*** Block opens ***

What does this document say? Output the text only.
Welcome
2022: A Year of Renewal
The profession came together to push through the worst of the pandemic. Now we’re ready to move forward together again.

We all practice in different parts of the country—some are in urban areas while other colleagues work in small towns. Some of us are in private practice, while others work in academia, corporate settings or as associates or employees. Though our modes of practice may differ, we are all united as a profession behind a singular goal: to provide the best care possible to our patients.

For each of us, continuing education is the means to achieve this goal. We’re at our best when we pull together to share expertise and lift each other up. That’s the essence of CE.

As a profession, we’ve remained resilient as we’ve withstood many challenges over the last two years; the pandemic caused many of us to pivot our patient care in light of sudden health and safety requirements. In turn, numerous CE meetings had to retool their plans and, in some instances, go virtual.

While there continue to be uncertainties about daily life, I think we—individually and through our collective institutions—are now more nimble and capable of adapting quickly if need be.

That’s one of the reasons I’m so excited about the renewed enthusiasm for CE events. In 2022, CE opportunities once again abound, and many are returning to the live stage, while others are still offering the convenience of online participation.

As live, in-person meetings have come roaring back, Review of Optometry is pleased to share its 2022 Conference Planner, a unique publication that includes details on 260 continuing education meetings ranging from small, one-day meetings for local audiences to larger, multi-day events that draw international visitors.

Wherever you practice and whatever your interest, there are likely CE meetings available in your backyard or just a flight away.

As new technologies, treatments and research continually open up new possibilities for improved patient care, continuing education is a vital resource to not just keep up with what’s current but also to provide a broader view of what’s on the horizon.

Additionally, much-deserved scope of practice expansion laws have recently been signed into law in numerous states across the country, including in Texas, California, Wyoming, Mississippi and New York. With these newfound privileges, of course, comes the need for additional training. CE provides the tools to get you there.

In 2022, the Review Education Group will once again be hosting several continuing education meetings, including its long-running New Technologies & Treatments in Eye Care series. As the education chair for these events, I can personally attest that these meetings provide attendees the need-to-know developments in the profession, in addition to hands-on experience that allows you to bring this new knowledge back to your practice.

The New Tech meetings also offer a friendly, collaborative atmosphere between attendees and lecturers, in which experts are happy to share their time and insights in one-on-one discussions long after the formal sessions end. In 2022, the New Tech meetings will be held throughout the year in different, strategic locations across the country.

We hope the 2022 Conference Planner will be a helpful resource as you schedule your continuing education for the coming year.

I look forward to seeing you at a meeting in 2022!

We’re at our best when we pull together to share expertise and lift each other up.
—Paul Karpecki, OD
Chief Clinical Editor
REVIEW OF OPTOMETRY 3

*** Block closes ***

Every line above should be duplicated exactly as it stands.

• EXERCISE SOLUTION:
What does this document say? Output the text only.
Welcome
2022: A Year of Renewal
The profession came together to push through the worst of the pandemic. Now we’re ready to move forward together again.

We all practice in different parts of the country—some are in urban areas while other colleagues work in small towns. Some of us are in private practice, while others work in academia, corporate settings or as associates or employees. Though our modes of practice may differ, we are all united as a profession behind a singular goal: to provide the best care possible to our patients.

For each of us, continuing education is the means to achieve this goal. We’re at our best when we pull together to share expertise and lift each other up. That’s the essence of CE.

As a profession, we’ve remained resilient as we’ve withstood many challenges over the last two years; the pandemic caused many of us to pivot our patient care in light of sudden health and safety requirements. In turn, numerous CE meetings had to retool their plans and, in some instances, go virtual.

While there continue to be uncertainties about daily life, I think we—individually and through our collective institutions—are now more nimble and capable of adapting quickly if need be.

That’s one of the reasons I’m so excited about the renewed enthusiasm for CE events. In 2022, CE opportunities once again abound, and many are returning to the live stage, while others are still offering the convenience of online participation.

As live, in-person meetings have come roaring back, Review of Optometry is pleased to share its 2022 Conference Planner, a unique publication that includes details on 260 continuing education meetings ranging from small, one-day meetings for local audiences to larger, multi-day events that draw international visitors.

Wherever you practice and whatever your interest, there are likely CE meetings available in your backyard or just a flight away.

As new technologies, treatments and research continually open up new possibilities for improved patient care, continuing education is a vital resource to not just keep up with what’s current but also to provide a broader view of what’s on the horizon.

Additionally, much-deserved scope of practice expansion laws have recently been signed into law in numerous states across the country, including in Texas, California, Wyoming, Mississippi and New York. With these newfound privileges, of course, comes the need for additional training. CE provides the tools to get you there.

In 2022, the Review Education Group will once again be hosting several continuing education meetings, including its long-running New Technologies & Treatments in Eye Care series. As the education chair for these events, I can personally attest that these meetings provide attendees the need-to-know developments in the profession, in addition to hands-on experience that allows you to bring this new knowledge back to your practice.

The New Tech meetings also offer a friendly, collaborative atmosphere between attendees and lecturers, in which experts are happy to share their time and insights in one-on-one discussions long after the formal sessions end. In 2022, the New Tech meetings will be held throughout the year in different, strategic locations across the country.

We hope the 2022 Conference Planner will be a helpful resource as you schedule your continuing education for the coming year.

I look forward to seeing you at a meeting in 2022!

We’re at our best when we pull together to share expertise and lift each other up.
—Paul Karpecki, OD
Chief Clinical Editor
REVIEW OF OPTOMETRY 3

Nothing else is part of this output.